[EXERCISE]: Output the material beneath exactly, leaving nothing out.

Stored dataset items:
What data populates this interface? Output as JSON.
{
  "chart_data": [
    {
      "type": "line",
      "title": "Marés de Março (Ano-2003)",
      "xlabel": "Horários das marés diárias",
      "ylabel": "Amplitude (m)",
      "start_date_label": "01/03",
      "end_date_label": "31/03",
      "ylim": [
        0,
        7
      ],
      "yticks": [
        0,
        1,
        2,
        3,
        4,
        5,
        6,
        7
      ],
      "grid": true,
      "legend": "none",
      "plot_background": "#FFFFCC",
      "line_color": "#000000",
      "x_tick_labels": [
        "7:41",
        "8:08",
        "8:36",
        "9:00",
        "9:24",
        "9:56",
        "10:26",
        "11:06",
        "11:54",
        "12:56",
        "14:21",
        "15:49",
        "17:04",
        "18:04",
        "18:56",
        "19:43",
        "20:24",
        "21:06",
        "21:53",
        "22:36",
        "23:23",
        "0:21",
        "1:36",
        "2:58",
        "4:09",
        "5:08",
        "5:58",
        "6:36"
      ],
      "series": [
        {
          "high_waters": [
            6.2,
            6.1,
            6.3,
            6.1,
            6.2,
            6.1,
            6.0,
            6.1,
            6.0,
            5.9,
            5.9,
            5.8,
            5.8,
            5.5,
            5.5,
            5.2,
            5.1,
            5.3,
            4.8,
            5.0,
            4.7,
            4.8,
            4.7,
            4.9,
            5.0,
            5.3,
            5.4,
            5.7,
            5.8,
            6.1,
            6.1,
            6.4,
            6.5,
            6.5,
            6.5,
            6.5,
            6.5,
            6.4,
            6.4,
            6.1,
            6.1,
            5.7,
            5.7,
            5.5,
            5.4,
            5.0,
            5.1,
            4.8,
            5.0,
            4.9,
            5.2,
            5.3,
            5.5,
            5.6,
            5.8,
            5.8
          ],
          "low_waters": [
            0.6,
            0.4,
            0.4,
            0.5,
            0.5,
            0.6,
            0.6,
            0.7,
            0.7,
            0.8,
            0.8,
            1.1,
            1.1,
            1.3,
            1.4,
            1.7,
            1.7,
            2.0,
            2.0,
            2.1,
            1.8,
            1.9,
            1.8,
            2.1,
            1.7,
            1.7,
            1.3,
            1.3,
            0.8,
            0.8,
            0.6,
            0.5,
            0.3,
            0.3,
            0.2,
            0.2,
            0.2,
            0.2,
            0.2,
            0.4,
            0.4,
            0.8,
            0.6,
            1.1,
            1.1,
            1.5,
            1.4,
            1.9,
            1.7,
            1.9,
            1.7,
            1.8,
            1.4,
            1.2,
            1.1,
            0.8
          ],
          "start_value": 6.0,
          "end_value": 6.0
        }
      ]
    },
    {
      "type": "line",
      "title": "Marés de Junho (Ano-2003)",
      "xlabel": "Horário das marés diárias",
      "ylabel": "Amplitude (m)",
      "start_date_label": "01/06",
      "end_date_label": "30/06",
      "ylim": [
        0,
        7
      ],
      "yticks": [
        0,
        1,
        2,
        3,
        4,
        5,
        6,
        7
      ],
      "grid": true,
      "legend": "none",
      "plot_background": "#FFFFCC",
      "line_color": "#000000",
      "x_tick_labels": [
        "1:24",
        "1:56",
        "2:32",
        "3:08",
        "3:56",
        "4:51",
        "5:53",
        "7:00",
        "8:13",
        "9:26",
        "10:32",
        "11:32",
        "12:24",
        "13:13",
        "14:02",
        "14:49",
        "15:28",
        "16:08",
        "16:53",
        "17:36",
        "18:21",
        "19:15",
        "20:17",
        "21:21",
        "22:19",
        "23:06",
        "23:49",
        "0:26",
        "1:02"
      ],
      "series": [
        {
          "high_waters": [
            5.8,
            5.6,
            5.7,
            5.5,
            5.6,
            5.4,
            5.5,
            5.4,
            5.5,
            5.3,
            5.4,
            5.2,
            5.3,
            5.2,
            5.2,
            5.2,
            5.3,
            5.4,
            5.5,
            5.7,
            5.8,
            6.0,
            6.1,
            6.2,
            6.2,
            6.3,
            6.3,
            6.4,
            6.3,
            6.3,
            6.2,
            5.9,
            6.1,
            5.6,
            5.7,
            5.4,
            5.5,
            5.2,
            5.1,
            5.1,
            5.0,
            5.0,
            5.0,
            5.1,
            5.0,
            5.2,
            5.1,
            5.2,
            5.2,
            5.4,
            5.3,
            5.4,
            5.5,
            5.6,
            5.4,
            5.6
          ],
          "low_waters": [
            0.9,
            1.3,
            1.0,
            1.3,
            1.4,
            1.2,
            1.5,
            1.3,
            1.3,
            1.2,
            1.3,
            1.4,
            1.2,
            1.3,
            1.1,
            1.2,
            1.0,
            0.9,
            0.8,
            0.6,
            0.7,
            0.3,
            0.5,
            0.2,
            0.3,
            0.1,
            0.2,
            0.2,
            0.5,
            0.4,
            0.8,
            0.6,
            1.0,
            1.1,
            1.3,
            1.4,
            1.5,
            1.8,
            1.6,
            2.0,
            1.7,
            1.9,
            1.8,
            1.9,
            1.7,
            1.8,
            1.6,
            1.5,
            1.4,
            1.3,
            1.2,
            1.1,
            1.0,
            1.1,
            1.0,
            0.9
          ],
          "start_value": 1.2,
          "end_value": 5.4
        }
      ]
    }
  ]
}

[THE OUTPUT]:
What data populates this interface? Output as JSON.
{
  "chart_data": [
    {
      "type": "line",
      "title": "Marés de Março (Ano-2003)",
      "xlabel": "Horários das marés diárias",
      "ylabel": "Amplitude (m)",
      "start_date_label": "01/03",
      "end_date_label": "31/03",
      "ylim": [
        0,
        7
      ],
      "yticks": [
        0,
        1,
        2,
        3,
        4,
        5,
        6,
        7
      ],
      "grid": true,
      "legend": "none",
      "plot_background": "#FFFFCC",
      "line_color": "#000000",
      "x_tick_labels": [
        "7:41",
        "8:08",
        "8:36",
        "9:00",
        "9:24",
        "9:56",
        "10:26",
        "11:06",
        "11:54",
        "12:56",
        "14:21",
        "15:49",
        "17:04",
        "18:04",
        "18:56",
        "19:43",
        "20:24",
        "21:06",
        "21:53",
        "22:36",
        "23:23",
        "0:21",
        "1:36",
        "2:58",
        "4:09",
        "5:08",
        "5:58",
        "6:36"
      ],
      "series": [
        {
          "high_waters": [
            6.2,
            6.1,
            6.3,
            6.1,
            6.2,
            6.1,
            6.0,
            6.1,
            6.0,
            5.9,
            5.9,
            5.8,
            5.8,
            5.5,
            5.5,
            5.2,
            5.1,
            5.3,
            4.8,
            5.0,
            4.7,
            4.8,
            4.7,
            4.9,
            5.0,
            5.3,
            5.4,
            5.7,
            5.8,
            6.1,
            6.1,
            6.4,
            6.5,
            6.5,
            6.5,
            6.5,
            6.5,
            6.4,
            6.4,
            6.1,
            6.1,
            5.7,
            5.7,
            5.5,
            5.4,
            5.0,
            5.1,
            4.8,
            5.0,
            4.9,
            5.2,
            5.3,
            5.5,
            5.6,
            5.8,
            5.8
          ],
          "low_waters": [
            0.6,
            0.4,
            0.4,
            0.5,
            0.5,
            0.6,
            0.6,
            0.7,
            0.7,
            0.8,
            0.8,
            1.1,
            1.1,
            1.3,
            1.4,
            1.7,
            1.7,
            2.0,
            2.0,
            2.1,
            1.8,
            1.9,
            1.8,
            2.1,
            1.7,
            1.7,
            1.3,
            1.3,
            0.8,
            0.8,
            0.6,
            0.5,
            0.3,
            0.3,
            0.2,
            0.2,
            0.2,
            0.2,
            0.2,
            0.4,
            0.4,
            0.8,
            0.6,
            1.1,
            1.1,
            1.5,
            1.4,
            1.9,
            1.7,
            1.9,
            1.7,
            1.8,
            1.4,
            1.2,
            1.1,
            0.8
          ],
          "start_value": 6.0,
          "end_value": 6.0
        }
      ]
    },
    {
      "type": "line",
      "title": "Marés de Junho (Ano-2003)",
      "xlabel": "Horário das marés diárias",
      "ylabel": "Amplitude (m)",
      "start_date_label": "01/06",
      "end_date_label": "30/06",
      "ylim": [
        0,
        7
      ],
      "yticks": [
        0,
        1,
        2,
        3,
        4,
        5,
        6,
        7
      ],
      "grid": true,
      "legend": "none",
      "plot_background": "#FFFFCC",
      "line_color": "#000000",
      "x_tick_labels": [
        "1:24",
        "1:56",
        "2:32",
        "3:08",
        "3:56",
        "4:51",
        "5:53",
        "7:00",
        "8:13",
        "9:26",
        "10:32",
        "11:32",
        "12:24",
        "13:13",
        "14:02",
        "14:49",
        "15:28",
        "16:08",
        "16:53",
        "17:36",
        "18:21",
        "19:15",
        "20:17",
        "21:21",
        "22:19",
        "23:06",
        "23:49",
        "0:26",
        "1:02"
      ],
      "series": [
        {
          "high_waters": [
            5.8,
            5.6,
            5.7,
            5.5,
            5.6,
            5.4,
            5.5,
            5.4,
            5.5,
            5.3,
            5.4,
            5.2,
            5.3,
            5.2,
            5.2,
            5.2,
            5.3,
            5.4,
            5.5,
            5.7,
            5.8,
            6.0,
            6.1,
            6.2,
            6.2,
            6.3,
            6.3,
            6.4,
            6.3,
            6.3,
            6.2,
            5.9,
            6.1,
            5.6,
            5.7,
            5.4,
            5.5,
            5.2,
            5.1,
            5.1,
            5.0,
            5.0,
            5.0,
            5.1,
            5.0,
            5.2,
            5.1,
            5.2,
            5.2,
            5.4,
            5.3,
            5.4,
            5.5,
            5.6,
            5.4,
            5.6
          ],
          "low_waters": [
            0.9,
            1.3,
            1.0,
            1.3,
            1.4,
            1.2,
            1.5,
            1.3,
            1.3,
            1.2,
            1.3,
            1.4,
            1.2,
            1.3,
            1.1,
            1.2,
            1.0,
            0.9,
            0.8,
            0.6,
            0.7,
            0.3,
            0.5,
            0.2,
            0.3,
            0.1,
            0.2,
            0.2,
            0.5,
            0.4,
            0.8,
            0.6,
            1.0,
            1.1,
            1.3,
            1.4,
            1.5,
            1.8,
            1.6,
            2.0,
            1.7,
            1.9,
            1.8,
            1.9,
            1.7,
            1.8,
            1.6,
            1.5,
            1.4,
            1.3,
            1.2,
            1.1,
            1.0,
            1.1,
            1.0,
            0.9
          ],
          "start_value": 1.2,
          "end_value": 5.4
        }
      ]
    }
  ]
}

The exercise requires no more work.